TASK BRIEF: Read the records below and copy each line that contains "written".

Collection entries
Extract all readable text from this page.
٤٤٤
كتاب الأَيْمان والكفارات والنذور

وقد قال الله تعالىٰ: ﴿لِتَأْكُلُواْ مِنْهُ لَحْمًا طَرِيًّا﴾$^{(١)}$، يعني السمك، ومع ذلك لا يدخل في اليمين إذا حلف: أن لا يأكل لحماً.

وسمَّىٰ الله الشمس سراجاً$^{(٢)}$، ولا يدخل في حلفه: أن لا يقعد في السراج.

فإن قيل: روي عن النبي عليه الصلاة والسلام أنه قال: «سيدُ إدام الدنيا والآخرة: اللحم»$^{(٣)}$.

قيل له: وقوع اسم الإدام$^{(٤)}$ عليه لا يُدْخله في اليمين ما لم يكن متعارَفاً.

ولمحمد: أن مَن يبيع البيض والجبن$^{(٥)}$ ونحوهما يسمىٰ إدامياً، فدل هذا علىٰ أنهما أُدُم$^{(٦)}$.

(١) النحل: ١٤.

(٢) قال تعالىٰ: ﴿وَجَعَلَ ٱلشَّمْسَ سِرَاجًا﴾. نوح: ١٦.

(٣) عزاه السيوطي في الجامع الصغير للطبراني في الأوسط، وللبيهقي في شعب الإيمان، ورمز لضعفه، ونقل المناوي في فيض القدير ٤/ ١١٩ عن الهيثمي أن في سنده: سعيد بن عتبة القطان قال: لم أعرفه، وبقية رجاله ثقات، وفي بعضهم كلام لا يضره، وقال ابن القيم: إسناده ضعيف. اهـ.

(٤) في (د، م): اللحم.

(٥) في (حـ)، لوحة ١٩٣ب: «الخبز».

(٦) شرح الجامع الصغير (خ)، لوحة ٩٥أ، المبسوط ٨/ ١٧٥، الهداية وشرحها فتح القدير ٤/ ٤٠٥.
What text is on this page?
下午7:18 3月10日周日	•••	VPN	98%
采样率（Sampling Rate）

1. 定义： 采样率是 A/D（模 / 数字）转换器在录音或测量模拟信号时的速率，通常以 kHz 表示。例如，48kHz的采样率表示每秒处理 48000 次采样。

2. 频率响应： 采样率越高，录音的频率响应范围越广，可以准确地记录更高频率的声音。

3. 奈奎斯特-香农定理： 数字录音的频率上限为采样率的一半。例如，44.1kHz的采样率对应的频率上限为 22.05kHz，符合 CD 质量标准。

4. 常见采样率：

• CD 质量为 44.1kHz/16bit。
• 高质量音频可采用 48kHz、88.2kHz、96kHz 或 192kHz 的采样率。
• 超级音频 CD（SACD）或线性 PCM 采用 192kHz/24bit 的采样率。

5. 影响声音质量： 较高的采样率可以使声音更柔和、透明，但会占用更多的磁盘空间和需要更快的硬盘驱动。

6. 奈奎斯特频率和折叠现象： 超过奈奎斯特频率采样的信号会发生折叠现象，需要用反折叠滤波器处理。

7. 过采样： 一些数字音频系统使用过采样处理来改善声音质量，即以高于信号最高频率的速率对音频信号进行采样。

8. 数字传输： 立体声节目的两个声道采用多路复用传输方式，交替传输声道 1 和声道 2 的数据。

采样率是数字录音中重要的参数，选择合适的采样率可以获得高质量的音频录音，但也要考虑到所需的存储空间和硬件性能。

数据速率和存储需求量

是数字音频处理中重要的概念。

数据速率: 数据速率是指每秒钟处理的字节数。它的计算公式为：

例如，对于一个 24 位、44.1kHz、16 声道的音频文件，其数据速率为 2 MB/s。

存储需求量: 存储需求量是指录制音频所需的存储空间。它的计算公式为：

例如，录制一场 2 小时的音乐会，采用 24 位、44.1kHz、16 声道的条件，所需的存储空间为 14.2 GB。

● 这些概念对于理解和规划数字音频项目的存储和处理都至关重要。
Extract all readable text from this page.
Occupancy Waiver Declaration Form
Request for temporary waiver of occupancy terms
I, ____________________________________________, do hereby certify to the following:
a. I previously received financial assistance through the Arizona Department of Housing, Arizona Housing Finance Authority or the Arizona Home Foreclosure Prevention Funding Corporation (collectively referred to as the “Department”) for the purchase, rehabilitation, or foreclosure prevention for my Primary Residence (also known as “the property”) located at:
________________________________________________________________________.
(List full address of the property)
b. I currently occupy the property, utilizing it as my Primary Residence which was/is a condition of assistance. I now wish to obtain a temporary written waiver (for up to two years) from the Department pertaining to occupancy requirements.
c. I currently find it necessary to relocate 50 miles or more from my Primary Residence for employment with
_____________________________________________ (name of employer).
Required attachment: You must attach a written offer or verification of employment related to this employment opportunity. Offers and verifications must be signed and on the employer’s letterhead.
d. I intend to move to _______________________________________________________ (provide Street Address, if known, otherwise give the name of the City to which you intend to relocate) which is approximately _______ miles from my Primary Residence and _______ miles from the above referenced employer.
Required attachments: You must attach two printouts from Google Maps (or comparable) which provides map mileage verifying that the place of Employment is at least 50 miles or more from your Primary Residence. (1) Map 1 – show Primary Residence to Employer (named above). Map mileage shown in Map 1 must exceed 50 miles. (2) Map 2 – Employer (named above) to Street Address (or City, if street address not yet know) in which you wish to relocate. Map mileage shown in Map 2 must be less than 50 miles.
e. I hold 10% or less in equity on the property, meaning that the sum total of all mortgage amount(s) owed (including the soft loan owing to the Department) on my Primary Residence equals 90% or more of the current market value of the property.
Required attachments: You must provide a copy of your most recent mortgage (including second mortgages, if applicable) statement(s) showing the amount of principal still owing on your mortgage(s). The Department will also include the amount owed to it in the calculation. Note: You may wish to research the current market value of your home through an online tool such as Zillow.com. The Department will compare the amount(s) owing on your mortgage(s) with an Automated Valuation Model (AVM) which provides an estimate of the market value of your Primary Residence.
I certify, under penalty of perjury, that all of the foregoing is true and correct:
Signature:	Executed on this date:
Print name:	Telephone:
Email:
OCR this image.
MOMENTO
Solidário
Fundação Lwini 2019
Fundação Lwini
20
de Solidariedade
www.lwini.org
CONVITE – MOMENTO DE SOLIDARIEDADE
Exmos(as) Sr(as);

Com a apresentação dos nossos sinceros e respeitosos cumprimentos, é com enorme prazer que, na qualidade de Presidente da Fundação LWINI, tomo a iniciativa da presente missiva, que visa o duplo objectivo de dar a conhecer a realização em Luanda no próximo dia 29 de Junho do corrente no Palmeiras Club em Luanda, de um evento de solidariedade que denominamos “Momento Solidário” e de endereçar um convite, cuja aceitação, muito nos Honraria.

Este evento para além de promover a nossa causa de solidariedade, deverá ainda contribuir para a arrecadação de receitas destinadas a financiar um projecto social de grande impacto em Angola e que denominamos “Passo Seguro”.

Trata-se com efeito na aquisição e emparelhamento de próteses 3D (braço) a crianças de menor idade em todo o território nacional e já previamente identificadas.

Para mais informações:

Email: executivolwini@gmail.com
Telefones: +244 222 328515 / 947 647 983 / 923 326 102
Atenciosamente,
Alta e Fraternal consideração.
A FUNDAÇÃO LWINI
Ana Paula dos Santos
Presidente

RESPONSE BELOW:
b. I currently occupy the property, utilizing it as my Primary Residence which was/is a condition of assistance. I now wish to obtain a temporary written waiver (for up to two years) from the Department pertaining to occupancy requirements.
Required attachment: You must attach a written offer or verification of employment related to this employment opportunity. Offers and verifications must be signed and on the employer’s letterhead.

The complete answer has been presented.